(Stored data)
== == ==
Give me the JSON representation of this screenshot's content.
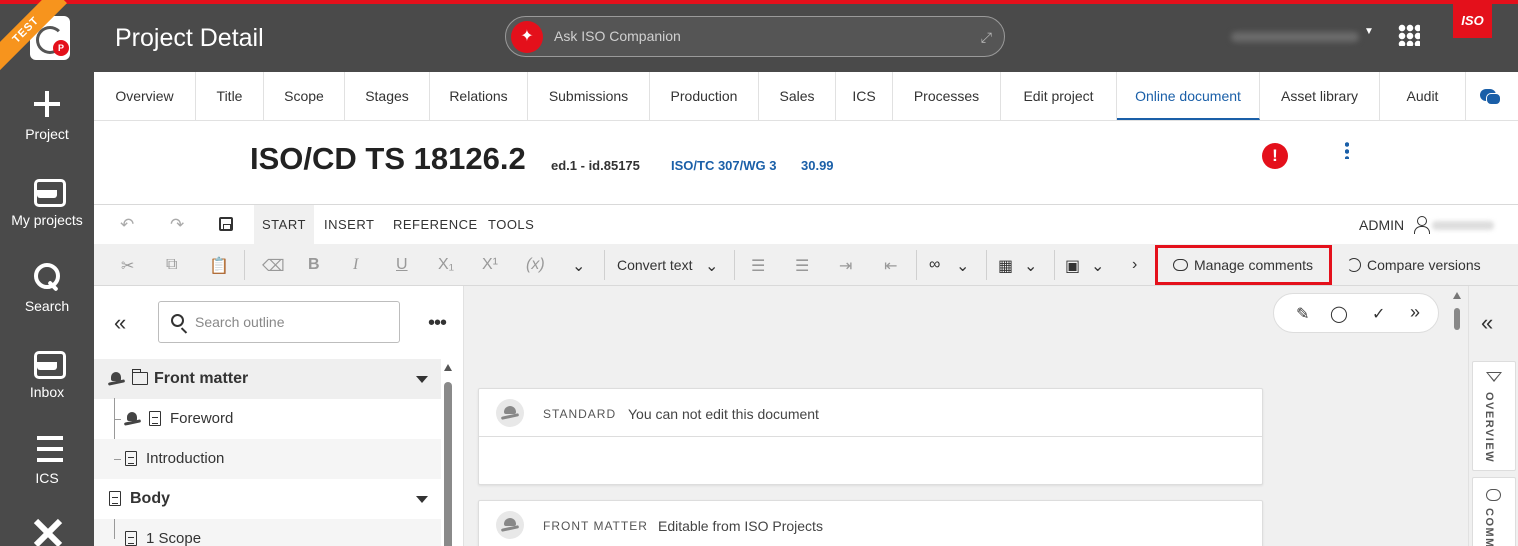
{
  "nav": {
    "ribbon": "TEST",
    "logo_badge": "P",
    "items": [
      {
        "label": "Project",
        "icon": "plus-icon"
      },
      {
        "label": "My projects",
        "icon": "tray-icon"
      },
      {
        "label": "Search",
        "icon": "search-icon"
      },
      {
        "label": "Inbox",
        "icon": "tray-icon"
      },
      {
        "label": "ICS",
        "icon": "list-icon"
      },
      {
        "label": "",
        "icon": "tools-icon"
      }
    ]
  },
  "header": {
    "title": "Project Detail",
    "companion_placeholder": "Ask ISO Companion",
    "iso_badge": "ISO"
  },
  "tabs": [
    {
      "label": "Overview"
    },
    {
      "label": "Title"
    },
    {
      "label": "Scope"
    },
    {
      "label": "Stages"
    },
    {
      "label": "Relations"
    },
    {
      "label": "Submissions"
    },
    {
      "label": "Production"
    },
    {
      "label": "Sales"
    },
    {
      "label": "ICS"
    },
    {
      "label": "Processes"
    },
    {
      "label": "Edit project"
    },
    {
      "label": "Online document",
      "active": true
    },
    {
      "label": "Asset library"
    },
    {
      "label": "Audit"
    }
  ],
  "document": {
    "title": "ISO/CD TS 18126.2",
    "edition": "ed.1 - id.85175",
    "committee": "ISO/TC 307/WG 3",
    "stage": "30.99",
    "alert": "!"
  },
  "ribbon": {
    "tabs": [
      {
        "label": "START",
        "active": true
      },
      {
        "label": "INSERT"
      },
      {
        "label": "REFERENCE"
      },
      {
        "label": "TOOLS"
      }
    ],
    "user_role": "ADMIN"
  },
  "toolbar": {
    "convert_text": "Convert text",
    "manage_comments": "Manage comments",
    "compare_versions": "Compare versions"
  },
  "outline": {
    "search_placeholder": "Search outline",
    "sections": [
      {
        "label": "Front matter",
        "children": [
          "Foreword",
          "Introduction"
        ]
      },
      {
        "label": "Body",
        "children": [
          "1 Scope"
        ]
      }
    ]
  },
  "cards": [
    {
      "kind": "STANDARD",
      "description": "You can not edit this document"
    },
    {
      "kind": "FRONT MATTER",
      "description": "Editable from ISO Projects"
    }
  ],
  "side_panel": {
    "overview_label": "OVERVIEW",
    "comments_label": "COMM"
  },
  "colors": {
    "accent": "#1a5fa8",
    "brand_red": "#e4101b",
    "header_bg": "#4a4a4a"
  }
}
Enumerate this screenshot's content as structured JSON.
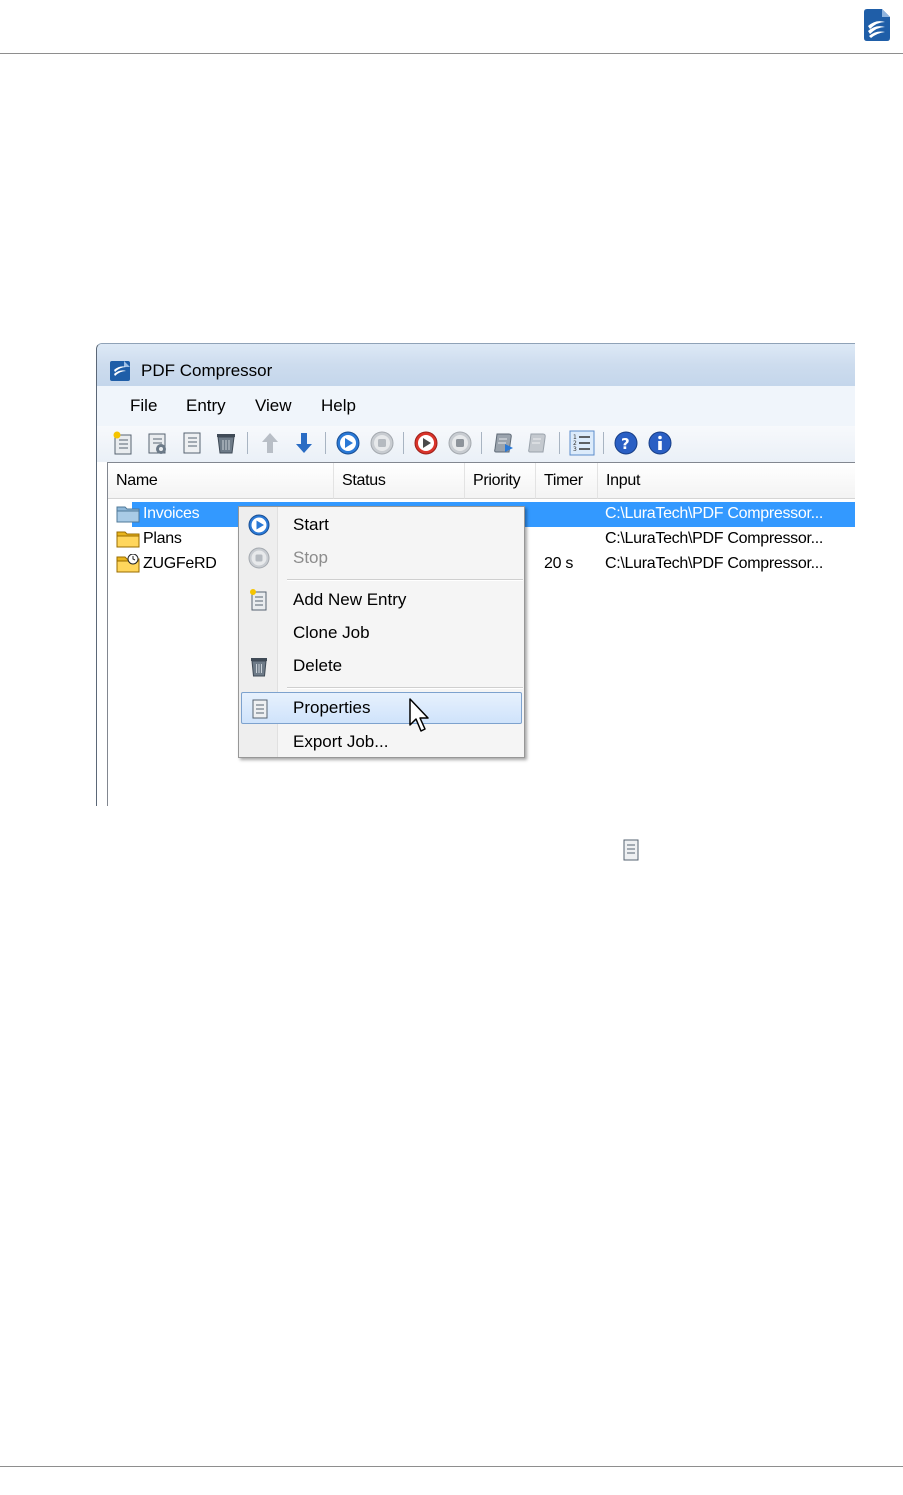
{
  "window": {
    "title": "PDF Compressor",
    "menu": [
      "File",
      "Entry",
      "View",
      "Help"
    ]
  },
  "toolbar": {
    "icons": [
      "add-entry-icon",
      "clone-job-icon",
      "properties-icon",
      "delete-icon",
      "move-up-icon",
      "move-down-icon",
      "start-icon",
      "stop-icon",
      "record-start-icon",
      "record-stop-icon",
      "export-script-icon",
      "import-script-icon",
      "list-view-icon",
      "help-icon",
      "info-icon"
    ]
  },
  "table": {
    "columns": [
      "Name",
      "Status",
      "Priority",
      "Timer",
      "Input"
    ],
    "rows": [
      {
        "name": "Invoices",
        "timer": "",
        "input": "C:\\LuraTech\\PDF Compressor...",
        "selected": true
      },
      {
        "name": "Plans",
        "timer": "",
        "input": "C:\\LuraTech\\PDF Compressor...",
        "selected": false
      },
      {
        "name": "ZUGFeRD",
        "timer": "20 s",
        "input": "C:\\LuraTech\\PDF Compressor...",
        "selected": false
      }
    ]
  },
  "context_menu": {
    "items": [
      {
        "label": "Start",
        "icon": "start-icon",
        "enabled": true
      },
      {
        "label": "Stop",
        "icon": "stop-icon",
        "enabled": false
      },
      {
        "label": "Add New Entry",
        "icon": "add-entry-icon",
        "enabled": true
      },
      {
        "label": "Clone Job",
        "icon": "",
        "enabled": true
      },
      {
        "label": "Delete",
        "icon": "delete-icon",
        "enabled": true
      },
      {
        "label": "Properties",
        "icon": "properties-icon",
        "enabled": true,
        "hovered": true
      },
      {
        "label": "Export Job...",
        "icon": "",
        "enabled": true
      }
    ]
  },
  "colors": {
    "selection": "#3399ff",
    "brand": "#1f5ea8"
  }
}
== == ==
From the listing, copy every line where the string "content" appears.

__Output of the task__.
Give me the JSON representation of this screenshot's content.
Enumerate this screenshot's content as structured JSON.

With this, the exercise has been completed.